> **Aim of the task**
Check every line of the entries that follow, and copy the ones containing "text".

[Opening Available data section]

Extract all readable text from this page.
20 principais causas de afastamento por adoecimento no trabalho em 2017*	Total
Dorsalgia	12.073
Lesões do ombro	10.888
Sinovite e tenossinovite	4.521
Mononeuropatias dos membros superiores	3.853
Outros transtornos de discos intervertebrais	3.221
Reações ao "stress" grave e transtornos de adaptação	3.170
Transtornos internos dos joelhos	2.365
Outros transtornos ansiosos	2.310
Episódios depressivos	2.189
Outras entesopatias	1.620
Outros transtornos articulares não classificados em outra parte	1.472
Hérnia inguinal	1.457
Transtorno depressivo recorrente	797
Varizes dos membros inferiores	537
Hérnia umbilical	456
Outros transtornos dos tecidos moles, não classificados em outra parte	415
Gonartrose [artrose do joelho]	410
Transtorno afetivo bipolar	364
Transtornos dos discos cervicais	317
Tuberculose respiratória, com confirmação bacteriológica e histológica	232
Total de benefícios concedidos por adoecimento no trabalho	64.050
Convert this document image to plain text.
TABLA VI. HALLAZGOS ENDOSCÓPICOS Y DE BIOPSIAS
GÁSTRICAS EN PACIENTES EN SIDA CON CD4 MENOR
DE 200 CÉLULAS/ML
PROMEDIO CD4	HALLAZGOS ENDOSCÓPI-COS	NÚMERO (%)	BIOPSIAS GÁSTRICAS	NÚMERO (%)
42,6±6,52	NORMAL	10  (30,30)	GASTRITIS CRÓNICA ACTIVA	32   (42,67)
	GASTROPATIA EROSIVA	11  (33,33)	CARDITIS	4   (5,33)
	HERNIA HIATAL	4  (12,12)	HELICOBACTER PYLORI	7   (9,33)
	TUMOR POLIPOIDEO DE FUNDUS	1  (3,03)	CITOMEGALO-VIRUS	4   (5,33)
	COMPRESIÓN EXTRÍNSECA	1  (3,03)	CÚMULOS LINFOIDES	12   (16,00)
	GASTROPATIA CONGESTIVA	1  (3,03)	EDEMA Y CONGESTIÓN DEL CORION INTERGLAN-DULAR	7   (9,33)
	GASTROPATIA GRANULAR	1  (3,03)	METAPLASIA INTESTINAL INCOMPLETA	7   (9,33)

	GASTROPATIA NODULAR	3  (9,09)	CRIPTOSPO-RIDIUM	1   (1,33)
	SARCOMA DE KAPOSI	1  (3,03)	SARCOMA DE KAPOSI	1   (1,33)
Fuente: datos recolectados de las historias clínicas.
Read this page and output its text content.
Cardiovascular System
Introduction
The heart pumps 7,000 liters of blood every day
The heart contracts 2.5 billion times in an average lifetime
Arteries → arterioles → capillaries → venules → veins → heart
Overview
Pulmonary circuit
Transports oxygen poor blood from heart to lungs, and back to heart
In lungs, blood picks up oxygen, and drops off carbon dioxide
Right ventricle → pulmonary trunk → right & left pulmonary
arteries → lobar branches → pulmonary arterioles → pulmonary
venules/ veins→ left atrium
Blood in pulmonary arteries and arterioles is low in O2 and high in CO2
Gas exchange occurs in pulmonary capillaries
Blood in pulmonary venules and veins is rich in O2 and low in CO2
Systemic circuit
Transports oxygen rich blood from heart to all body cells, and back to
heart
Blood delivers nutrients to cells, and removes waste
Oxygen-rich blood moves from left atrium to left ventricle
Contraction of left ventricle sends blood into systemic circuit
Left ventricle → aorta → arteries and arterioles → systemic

[Closing Available data section]

> **Answer area**
Extract all readable text from this page.
Convert this document image to plain text.
Read this page and output its text content.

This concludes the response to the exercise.